§ **The exercise**: Reproduce all of the data exactly.

Items from a dataset:
■ ■ ■ ■ ■

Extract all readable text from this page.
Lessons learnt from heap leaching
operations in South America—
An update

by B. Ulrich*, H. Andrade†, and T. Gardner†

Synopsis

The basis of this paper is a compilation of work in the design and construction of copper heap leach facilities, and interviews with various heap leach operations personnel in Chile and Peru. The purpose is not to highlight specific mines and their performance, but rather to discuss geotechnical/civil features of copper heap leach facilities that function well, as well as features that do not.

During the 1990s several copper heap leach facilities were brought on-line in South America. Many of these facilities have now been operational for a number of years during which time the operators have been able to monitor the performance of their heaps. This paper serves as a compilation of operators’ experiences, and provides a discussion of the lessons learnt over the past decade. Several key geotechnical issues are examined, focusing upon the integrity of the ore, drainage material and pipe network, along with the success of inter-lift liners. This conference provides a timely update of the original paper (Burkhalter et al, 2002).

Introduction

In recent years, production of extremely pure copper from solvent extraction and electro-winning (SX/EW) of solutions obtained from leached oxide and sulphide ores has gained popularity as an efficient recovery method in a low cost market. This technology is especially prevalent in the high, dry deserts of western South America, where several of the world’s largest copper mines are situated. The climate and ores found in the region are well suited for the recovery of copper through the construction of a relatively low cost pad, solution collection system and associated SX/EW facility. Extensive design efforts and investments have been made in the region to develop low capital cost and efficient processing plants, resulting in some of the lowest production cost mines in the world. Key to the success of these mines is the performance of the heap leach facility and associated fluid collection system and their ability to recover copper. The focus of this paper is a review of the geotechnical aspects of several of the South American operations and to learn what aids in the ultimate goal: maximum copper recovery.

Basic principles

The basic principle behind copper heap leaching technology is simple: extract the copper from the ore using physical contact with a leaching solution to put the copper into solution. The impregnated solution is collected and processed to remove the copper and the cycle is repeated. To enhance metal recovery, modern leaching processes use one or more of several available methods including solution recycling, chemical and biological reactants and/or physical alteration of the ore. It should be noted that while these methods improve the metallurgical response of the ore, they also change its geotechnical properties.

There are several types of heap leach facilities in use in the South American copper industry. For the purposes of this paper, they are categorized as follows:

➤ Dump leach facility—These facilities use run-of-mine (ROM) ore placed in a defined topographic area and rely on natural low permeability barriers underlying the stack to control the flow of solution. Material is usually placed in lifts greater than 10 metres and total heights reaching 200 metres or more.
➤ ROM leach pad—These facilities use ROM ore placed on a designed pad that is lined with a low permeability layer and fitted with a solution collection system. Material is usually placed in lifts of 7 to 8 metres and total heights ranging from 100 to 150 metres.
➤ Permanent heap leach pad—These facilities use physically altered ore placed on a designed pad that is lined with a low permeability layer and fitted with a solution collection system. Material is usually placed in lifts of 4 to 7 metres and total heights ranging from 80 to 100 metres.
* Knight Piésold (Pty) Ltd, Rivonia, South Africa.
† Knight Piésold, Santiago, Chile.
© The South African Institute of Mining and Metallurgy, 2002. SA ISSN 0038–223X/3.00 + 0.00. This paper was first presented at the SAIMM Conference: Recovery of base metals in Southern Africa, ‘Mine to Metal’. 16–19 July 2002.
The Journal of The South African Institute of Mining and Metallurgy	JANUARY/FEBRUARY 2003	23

■ ■ ■ ■ ■

§ **Expected answer**:
Extract all readable text from this page.
Lessons learnt from heap leaching
operations in South America—
An update

by B. Ulrich*, H. Andrade†, and T. Gardner†

Synopsis

The basis of this paper is a compilation of work in the design and construction of copper heap leach facilities, and interviews with various heap leach operations personnel in Chile and Peru. The purpose is not to highlight specific mines and their performance, but rather to discuss geotechnical/civil features of copper heap leach facilities that function well, as well as features that do not.

During the 1990s several copper heap leach facilities were brought on-line in South America. Many of these facilities have now been operational for a number of years during which time the operators have been able to monitor the performance of their heaps. This paper serves as a compilation of operators’ experiences, and provides a discussion of the lessons learnt over the past decade. Several key geotechnical issues are examined, focusing upon the integrity of the ore, drainage material and pipe network, along with the success of inter-lift liners. This conference provides a timely update of the original paper (Burkhalter et al, 2002).

Introduction

In recent years, production of extremely pure copper from solvent extraction and electro-winning (SX/EW) of solutions obtained from leached oxide and sulphide ores has gained popularity as an efficient recovery method in a low cost market. This technology is especially prevalent in the high, dry deserts of western South America, where several of the world’s largest copper mines are situated. The climate and ores found in the region are well suited for the recovery of copper through the construction of a relatively low cost pad, solution collection system and associated SX/EW facility. Extensive design efforts and investments have been made in the region to develop low capital cost and efficient processing plants, resulting in some of the lowest production cost mines in the world. Key to the success of these mines is the performance of the heap leach facility and associated fluid collection system and their ability to recover copper. The focus of this paper is a review of the geotechnical aspects of several of the South American operations and to learn what aids in the ultimate goal: maximum copper recovery.

Basic principles

The basic principle behind copper heap leaching technology is simple: extract the copper from the ore using physical contact with a leaching solution to put the copper into solution. The impregnated solution is collected and processed to remove the copper and the cycle is repeated. To enhance metal recovery, modern leaching processes use one or more of several available methods including solution recycling, chemical and biological reactants and/or physical alteration of the ore. It should be noted that while these methods improve the metallurgical response of the ore, they also change its geotechnical properties.

There are several types of heap leach facilities in use in the South American copper industry. For the purposes of this paper, they are categorized as follows:

➤ Dump leach facility—These facilities use run-of-mine (ROM) ore placed in a defined topographic area and rely on natural low permeability barriers underlying the stack to control the flow of solution. Material is usually placed in lifts greater than 10 metres and total heights reaching 200 metres or more.
➤ ROM leach pad—These facilities use ROM ore placed on a designed pad that is lined with a low permeability layer and fitted with a solution collection system. Material is usually placed in lifts of 7 to 8 metres and total heights ranging from 100 to 150 metres.
➤ Permanent heap leach pad—These facilities use physically altered ore placed on a designed pad that is lined with a low permeability layer and fitted with a solution collection system. Material is usually placed in lifts of 4 to 7 metres and total heights ranging from 80 to 100 metres.
* Knight Piésold (Pty) Ltd, Rivonia, South Africa.
† Knight Piésold, Santiago, Chile.
© The South African Institute of Mining and Metallurgy, 2002. SA ISSN 0038–223X/3.00 + 0.00. This paper was first presented at the SAIMM Conference: Recovery of base metals in Southern Africa, ‘Mine to Metal’. 16–19 July 2002.
The Journal of The South African Institute of Mining and Metallurgy	JANUARY/FEBRUARY 2003	23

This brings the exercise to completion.